[Dataset records]
★ ★ ★

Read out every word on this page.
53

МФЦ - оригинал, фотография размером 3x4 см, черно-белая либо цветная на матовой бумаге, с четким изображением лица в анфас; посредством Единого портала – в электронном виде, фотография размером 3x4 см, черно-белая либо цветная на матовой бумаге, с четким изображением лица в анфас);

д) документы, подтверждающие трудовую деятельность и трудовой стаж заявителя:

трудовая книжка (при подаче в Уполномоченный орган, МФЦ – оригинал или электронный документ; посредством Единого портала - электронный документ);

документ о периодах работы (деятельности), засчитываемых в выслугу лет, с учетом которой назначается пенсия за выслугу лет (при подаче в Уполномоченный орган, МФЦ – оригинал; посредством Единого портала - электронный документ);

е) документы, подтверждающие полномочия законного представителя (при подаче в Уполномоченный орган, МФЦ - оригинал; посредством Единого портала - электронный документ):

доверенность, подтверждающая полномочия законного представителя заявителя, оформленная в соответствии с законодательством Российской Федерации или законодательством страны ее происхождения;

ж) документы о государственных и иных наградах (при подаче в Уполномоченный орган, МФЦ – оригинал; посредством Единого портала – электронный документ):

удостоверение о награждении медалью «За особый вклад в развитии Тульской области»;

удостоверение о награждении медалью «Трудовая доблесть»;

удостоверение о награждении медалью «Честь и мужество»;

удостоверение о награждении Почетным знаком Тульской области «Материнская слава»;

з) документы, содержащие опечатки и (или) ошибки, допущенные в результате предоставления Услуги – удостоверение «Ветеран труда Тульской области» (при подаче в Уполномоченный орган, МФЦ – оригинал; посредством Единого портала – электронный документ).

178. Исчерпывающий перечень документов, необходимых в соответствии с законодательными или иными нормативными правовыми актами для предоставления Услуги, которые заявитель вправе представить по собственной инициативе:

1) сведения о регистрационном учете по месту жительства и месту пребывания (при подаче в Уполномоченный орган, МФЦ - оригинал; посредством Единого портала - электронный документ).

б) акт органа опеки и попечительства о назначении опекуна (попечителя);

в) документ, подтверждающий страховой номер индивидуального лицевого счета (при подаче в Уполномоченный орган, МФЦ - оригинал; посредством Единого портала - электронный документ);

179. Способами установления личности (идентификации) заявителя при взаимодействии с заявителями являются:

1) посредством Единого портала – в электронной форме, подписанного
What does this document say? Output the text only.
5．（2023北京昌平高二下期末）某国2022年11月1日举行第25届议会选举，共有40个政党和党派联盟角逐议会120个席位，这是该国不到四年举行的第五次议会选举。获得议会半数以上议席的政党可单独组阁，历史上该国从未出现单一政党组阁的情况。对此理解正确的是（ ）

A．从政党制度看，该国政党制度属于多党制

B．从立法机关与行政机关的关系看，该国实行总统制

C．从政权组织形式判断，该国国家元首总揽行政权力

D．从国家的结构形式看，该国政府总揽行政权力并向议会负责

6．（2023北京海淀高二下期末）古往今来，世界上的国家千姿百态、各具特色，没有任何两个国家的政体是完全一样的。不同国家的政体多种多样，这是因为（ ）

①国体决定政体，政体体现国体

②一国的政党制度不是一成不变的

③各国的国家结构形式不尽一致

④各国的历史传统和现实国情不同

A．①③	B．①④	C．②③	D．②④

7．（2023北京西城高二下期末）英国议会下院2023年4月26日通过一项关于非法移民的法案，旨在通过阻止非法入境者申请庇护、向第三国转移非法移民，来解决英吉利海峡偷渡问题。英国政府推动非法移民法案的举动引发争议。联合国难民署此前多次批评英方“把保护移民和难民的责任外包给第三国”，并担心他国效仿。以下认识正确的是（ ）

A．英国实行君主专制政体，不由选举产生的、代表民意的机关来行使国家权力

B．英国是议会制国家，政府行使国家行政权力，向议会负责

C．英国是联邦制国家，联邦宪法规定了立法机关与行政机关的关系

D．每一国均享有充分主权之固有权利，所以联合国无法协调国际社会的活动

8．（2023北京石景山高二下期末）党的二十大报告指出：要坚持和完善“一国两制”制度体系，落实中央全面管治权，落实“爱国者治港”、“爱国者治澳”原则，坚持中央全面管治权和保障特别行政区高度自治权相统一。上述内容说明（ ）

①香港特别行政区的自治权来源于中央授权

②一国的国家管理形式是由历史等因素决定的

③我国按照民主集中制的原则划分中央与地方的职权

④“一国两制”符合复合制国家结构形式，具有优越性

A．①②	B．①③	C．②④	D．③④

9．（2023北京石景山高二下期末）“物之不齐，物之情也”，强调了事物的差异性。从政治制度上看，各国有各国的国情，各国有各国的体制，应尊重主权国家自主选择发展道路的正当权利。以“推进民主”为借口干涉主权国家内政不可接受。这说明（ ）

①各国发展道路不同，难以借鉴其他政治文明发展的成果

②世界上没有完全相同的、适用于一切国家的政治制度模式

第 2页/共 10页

★ ★ ★

## DESCRIPTION OF THE TASK
Each line holding the word "Уполномоченный" counts once; report the total and nothing else.

## OUTPUT
7